Chart and figure data:
+ + +
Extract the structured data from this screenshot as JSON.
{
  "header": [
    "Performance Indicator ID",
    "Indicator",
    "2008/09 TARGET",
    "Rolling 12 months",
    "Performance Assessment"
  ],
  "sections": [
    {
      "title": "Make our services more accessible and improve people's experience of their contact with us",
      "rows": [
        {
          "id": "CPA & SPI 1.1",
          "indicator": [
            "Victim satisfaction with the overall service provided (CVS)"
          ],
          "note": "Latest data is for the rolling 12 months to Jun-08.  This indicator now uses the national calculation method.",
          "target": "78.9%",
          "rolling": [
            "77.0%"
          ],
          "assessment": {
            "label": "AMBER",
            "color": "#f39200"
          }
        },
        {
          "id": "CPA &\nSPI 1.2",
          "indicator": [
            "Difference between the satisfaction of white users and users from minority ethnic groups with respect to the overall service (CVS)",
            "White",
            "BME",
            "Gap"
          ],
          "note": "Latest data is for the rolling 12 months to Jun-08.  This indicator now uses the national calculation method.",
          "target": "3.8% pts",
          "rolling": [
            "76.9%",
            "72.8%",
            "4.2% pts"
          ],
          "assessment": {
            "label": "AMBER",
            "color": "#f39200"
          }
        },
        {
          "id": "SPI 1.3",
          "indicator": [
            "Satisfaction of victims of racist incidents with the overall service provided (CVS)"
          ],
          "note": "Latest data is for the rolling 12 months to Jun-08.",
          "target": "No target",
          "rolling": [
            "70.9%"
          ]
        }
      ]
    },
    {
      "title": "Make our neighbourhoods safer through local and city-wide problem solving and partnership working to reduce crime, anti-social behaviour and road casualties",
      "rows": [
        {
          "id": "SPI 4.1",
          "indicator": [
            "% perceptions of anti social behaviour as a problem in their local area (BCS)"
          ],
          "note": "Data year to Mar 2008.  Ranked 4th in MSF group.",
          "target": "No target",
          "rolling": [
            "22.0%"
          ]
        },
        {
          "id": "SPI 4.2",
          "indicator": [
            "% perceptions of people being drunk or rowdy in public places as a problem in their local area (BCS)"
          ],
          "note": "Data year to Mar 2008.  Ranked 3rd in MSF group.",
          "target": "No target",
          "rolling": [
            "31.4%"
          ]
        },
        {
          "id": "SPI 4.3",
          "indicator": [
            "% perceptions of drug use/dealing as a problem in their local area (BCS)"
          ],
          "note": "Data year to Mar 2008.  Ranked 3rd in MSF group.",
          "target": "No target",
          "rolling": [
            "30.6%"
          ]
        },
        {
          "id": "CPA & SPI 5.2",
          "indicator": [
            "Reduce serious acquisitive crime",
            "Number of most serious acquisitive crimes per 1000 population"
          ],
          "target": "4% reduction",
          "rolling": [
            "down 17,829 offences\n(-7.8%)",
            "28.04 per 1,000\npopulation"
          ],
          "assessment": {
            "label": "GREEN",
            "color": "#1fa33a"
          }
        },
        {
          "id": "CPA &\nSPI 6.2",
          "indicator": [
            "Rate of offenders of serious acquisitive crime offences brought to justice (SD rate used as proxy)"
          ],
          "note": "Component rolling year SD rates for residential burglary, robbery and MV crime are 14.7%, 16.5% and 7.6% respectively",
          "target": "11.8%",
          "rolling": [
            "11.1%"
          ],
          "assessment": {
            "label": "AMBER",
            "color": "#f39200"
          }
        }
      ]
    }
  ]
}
+ + +
Repeat the entries above exactly, leaving nothing out.

**SOLVED PROBLEM**
Extract the structured data from this screenshot as JSON.
{
  "header": [
    "Performance Indicator ID",
    "Indicator",
    "2008/09 TARGET",
    "Rolling 12 months",
    "Performance Assessment"
  ],
  "sections": [
    {
      "title": "Make our services more accessible and improve people's experience of their contact with us",
      "rows": [
        {
          "id": "CPA & SPI 1.1",
          "indicator": [
            "Victim satisfaction with the overall service provided (CVS)"
          ],
          "note": "Latest data is for the rolling 12 months to Jun-08.  This indicator now uses the national calculation method.",
          "target": "78.9%",
          "rolling": [
            "77.0%"
          ],
          "assessment": {
            "label": "AMBER",
            "color": "#f39200"
          }
        },
        {
          "id": "CPA &\nSPI 1.2",
          "indicator": [
            "Difference between the satisfaction of white users and users from minority ethnic groups with respect to the overall service (CVS)",
            "White",
            "BME",
            "Gap"
          ],
          "note": "Latest data is for the rolling 12 months to Jun-08.  This indicator now uses the national calculation method.",
          "target": "3.8% pts",
          "rolling": [
            "76.9%",
            "72.8%",
            "4.2% pts"
          ],
          "assessment": {
            "label": "AMBER",
            "color": "#f39200"
          }
        },
        {
          "id": "SPI 1.3",
          "indicator": [
            "Satisfaction of victims of racist incidents with the overall service provided (CVS)"
          ],
          "note": "Latest data is for the rolling 12 months to Jun-08.",
          "target": "No target",
          "rolling": [
            "70.9%"
          ]
        }
      ]
    },
    {
      "title": "Make our neighbourhoods safer through local and city-wide problem solving and partnership working to reduce crime, anti-social behaviour and road casualties",
      "rows": [
        {
          "id": "SPI 4.1",
          "indicator": [
            "% perceptions of anti social behaviour as a problem in their local area (BCS)"
          ],
          "note": "Data year to Mar 2008.  Ranked 4th in MSF group.",
          "target": "No target",
          "rolling": [
            "22.0%"
          ]
        },
        {
          "id": "SPI 4.2",
          "indicator": [
            "% perceptions of people being drunk or rowdy in public places as a problem in their local area (BCS)"
          ],
          "note": "Data year to Mar 2008.  Ranked 3rd in MSF group.",
          "target": "No target",
          "rolling": [
            "31.4%"
          ]
        },
        {
          "id": "SPI 4.3",
          "indicator": [
            "% perceptions of drug use/dealing as a problem in their local area (BCS)"
          ],
          "note": "Data year to Mar 2008.  Ranked 3rd in MSF group.",
          "target": "No target",
          "rolling": [
            "30.6%"
          ]
        },
        {
          "id": "CPA & SPI 5.2",
          "indicator": [
            "Reduce serious acquisitive crime",
            "Number of most serious acquisitive crimes per 1000 population"
          ],
          "target": "4% reduction",
          "rolling": [
            "down 17,829 offences\n(-7.8%)",
            "28.04 per 1,000\npopulation"
          ],
          "assessment": {
            "label": "GREEN",
            "color": "#1fa33a"
          }
        },
        {
          "id": "CPA &\nSPI 6.2",
          "indicator": [
            "Rate of offenders of serious acquisitive crime offences brought to justice (SD rate used as proxy)"
          ],
          "note": "Component rolling year SD rates for residential burglary, robbery and MV crime are 14.7%, 16.5% and 7.6% respectively",
          "target": "11.8%",
          "rolling": [
            "11.1%"
          ],
          "assessment": {
            "label": "AMBER",
            "color": "#f39200"
          }
        }
      ]
    }
  ]
}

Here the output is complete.